▸ **EXERCISES TO COMPLETE**
**A)** In the Palaeoapterodytes article below, rewrite the paragraph beginning "Palaeoapterodytes ictus is an extinct species" as a short bulleted list that keeps its main facts.
**B)** Translate this sentence from the Palaeoapterodytes article below into French: "Palaeoapterodytes ictus is an extinct species of penguin from the late Oligocene or early Miocene of Argentina, the only member of its genus."
**C)** Write the next few sentences of the Palaeoapterodytes article below, picking up after its final sentence.

Palaeoapterodytes Temporal range: late Oligocene or early Miocene

Scientific classification
- Kingdom: Animalia
- Phylum: Chordata
- Class: Aves
- Order: Sphenisciformes
- Family: Spheniscidae
- Genus: †Palaeoapterodytes Ameghino 1905
- Species: †P. ictus
- Binomial name: †Palaeoapterodytes ictus Ameghino, 1891
- Synonyms: Apterodytes ictus

= Palaeoapterodytes =

- Genus: Palaeoapterodytes
- Species: ictus
- Authority: Ameghino, 1891
- Synonyms: Apterodytes ictus
- Parent authority: Ameghino 1905

Extinct species of bird

Palaeoapterodytes ictus is an extinct species of penguin from the late Oligocene or early Miocene of Argentina, the only member of its genus. Its fossil remains, consisting of only of a severely worn proximal part of a humerus, were found in the Patagonia Formation.

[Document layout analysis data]
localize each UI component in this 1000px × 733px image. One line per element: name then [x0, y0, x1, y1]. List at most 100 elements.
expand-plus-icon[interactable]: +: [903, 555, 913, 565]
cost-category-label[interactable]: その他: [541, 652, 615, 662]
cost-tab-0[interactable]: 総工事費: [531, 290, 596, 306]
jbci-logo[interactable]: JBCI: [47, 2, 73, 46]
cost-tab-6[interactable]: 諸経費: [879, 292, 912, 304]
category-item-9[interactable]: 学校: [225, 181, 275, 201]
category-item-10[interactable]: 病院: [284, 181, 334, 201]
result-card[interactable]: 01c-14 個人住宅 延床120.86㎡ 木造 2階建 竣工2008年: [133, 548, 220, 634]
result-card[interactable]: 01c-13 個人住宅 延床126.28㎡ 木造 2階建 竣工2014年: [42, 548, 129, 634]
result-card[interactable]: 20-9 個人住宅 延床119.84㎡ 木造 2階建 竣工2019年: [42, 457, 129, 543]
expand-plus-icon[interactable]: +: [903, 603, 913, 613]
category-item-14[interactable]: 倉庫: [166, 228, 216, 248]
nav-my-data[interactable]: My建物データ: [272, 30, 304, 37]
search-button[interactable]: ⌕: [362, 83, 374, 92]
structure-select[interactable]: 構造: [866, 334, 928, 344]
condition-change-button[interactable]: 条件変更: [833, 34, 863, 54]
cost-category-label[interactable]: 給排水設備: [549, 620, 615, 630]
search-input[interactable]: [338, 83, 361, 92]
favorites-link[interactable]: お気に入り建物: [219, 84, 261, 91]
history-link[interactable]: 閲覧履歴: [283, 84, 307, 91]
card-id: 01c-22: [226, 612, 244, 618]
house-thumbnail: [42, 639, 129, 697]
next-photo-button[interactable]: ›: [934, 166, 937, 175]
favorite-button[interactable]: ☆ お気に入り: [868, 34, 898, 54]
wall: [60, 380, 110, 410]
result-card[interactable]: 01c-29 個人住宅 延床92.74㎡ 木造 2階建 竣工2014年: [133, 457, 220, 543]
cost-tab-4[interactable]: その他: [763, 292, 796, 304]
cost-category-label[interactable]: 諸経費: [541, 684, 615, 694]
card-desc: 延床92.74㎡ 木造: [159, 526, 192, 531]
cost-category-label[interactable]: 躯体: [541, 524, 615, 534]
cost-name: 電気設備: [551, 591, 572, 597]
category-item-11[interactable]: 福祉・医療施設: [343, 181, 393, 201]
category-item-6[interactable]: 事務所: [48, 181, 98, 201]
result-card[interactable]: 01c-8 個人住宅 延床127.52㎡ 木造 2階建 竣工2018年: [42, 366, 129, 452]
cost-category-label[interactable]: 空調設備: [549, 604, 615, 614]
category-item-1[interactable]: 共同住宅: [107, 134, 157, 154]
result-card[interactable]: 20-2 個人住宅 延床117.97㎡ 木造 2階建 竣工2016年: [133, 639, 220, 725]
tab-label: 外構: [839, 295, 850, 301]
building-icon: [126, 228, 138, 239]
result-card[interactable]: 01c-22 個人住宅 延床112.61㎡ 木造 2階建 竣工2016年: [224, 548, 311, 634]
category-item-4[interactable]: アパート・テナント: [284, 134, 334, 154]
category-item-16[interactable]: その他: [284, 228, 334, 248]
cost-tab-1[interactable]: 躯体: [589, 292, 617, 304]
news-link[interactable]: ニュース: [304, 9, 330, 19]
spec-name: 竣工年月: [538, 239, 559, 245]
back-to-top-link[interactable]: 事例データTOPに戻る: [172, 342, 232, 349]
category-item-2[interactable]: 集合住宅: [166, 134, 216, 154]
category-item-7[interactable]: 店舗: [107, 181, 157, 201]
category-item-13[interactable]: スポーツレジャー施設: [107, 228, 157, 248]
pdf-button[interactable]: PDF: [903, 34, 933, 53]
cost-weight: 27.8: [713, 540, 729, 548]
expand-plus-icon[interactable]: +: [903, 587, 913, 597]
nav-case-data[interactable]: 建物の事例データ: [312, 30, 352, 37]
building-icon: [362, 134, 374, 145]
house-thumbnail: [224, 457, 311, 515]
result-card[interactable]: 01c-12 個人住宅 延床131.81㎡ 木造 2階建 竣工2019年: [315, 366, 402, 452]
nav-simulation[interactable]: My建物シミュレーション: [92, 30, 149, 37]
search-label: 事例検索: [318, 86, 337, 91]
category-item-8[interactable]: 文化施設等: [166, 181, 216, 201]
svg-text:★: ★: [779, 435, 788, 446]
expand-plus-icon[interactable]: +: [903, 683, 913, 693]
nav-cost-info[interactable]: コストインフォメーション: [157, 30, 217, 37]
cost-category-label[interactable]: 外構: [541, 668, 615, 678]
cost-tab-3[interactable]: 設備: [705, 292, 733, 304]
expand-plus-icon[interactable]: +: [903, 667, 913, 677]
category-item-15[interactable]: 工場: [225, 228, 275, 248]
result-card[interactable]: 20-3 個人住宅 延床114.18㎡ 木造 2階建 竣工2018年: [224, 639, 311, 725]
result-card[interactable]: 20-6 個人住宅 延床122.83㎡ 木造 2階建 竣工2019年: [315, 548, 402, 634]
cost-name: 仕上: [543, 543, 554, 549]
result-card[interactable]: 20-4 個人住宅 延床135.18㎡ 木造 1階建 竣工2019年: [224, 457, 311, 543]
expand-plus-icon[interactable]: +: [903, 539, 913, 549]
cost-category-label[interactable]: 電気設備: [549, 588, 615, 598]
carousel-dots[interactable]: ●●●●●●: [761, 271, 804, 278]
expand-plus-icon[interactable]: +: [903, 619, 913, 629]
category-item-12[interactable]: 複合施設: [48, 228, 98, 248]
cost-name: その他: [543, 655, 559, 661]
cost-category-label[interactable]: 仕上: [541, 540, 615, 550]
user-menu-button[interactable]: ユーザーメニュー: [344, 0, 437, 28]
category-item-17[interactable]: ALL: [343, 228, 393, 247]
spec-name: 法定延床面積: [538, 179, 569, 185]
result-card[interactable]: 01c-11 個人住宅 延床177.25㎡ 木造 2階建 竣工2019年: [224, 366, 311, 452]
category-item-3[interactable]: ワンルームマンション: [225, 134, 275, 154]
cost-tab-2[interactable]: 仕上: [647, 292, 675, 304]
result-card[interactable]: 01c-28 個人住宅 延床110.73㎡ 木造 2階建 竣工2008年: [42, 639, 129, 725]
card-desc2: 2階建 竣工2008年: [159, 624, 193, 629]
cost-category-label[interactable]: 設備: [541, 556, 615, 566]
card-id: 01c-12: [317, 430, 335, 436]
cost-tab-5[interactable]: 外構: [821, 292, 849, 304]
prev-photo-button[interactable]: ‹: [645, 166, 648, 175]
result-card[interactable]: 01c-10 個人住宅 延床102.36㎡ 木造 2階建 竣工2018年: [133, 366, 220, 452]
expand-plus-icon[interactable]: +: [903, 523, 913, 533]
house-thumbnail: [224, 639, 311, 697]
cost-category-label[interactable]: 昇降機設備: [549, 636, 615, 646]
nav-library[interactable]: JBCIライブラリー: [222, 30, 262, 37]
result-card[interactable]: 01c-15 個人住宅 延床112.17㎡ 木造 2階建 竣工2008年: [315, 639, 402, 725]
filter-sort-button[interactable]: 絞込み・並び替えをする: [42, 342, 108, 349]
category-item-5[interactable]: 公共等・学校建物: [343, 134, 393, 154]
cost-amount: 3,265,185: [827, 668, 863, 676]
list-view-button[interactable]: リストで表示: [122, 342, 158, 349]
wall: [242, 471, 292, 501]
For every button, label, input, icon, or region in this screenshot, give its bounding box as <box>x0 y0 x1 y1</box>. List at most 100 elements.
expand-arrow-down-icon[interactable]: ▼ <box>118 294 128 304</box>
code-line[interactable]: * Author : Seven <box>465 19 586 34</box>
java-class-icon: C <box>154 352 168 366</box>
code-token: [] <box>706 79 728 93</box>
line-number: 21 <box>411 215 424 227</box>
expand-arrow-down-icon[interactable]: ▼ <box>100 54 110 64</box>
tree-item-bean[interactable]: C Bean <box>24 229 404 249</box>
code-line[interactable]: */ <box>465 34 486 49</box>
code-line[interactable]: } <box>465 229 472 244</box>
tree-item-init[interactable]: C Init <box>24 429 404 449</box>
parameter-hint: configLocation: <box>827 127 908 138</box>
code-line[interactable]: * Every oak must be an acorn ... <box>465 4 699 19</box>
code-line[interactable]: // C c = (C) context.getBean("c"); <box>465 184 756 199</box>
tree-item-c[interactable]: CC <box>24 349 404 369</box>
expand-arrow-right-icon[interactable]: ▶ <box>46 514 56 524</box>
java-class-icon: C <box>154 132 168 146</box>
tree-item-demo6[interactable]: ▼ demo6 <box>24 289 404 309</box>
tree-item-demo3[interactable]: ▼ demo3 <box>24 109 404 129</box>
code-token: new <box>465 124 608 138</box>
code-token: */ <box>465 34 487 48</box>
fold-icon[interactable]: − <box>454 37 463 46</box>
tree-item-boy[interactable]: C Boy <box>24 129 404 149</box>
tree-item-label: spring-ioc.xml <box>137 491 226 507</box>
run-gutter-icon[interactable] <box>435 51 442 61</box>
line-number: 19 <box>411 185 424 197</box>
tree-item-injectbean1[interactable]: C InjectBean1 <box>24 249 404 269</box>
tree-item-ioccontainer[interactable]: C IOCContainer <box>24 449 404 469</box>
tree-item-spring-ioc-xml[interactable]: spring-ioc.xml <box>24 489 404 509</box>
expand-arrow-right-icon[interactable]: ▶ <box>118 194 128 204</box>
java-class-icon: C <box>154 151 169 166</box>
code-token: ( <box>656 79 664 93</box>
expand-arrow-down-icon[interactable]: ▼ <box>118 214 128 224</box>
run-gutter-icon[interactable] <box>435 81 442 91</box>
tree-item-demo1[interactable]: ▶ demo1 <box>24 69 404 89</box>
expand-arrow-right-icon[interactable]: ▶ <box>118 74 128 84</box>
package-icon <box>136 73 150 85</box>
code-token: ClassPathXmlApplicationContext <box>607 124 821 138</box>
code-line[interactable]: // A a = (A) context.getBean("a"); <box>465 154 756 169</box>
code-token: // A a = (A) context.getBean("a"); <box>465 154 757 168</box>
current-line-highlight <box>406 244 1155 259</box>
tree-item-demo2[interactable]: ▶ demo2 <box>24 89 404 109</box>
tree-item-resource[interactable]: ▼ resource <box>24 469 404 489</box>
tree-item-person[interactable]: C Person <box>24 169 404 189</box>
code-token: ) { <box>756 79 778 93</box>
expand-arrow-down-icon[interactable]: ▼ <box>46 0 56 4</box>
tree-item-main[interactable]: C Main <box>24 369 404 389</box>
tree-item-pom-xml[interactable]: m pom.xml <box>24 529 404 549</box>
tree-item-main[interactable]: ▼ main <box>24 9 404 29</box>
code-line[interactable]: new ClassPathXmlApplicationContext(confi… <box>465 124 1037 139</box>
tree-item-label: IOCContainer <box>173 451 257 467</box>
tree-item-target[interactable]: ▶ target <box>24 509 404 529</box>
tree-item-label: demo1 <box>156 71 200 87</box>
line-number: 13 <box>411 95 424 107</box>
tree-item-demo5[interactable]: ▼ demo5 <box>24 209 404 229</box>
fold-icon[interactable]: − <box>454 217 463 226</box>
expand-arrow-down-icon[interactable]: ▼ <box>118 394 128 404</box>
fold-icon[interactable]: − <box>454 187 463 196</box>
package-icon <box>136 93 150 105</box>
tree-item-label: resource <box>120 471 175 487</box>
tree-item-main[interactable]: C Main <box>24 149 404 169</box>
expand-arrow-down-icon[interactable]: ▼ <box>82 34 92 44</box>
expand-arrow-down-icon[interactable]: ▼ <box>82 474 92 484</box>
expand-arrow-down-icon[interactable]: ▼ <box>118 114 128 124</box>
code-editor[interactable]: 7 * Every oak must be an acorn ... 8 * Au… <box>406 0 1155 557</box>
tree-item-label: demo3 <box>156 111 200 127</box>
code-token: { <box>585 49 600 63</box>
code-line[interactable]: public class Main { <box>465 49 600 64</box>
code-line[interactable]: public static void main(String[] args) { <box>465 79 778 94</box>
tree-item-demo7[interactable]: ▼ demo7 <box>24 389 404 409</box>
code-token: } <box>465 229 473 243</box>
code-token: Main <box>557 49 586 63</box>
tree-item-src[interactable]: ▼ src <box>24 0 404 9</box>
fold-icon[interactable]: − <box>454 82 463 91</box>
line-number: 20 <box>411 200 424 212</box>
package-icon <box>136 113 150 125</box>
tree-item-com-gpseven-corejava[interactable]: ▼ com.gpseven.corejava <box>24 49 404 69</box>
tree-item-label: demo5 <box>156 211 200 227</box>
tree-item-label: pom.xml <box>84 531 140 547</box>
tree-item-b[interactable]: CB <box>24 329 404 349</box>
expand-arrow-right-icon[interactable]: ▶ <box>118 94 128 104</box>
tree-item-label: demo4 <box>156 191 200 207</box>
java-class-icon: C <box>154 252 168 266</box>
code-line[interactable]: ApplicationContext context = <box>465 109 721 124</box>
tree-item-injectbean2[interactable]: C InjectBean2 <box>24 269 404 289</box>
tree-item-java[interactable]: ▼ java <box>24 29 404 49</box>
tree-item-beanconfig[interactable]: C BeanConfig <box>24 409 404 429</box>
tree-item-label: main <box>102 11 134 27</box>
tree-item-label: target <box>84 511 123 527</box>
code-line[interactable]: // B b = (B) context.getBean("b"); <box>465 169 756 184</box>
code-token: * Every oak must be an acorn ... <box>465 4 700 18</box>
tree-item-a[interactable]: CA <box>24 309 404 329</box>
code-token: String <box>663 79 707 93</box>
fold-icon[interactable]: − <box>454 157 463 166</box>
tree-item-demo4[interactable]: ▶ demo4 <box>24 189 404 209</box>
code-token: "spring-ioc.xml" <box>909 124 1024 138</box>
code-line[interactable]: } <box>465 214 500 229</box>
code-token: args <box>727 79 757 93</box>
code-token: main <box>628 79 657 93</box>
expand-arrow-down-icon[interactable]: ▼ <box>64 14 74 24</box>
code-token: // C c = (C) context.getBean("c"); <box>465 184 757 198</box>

▸ **SET OF ANSWERS**
**A)**
- Extinct penguin species, the only member of its genus
- Lived in Argentina during the late Oligocene or early Miocene
- Known only from a severely worn proximal part of a humerus
- Fossil found in the Patagonia Formation

**B)** Palaeoapterodytes ictus est une espèce éteinte de manchot de la fin de l'Oligocène ou du début du Miocène d'Argentine, seul membre de son genre.

**C)**
Ameghino named his genus Apterodytes (meaning "wingless diver", later emended to "ancient wingless diver" as the original name was preoccupied) because he mistakenly believed that this species lacked functional wings (the name is not to be confused with Aptenodytes, the modern emperor and king penguins). In this he seemingly overlooked the effects of taphonomy, and I will simply relay the summation of Lambrecht (1933), as translated from German by Simpson (1972):
"Ameghino believed that the humerus of this form was atrophied in such a way that only the proximal half remained, the distal part of the bone being wholly lost. If this were the case,... it would be one of the most interesting examples of extreme reversion of the capacity of flight, especially as the presumed atrophy affected only the distal part of the humerus while the proximal continued to be rather strongly developed. According to the illustration, the humerus seems merely to be weathered and the distal half simply broken off."

Simpson (1972) concluded that the meagre remnant assigned to this genus was unidentifiable (though, contrary to Brodkorb (1963), it was evidently not a junior synonym of Palaeospheniscus), and left Palaeoapterodytes to sink into nomen dubium status.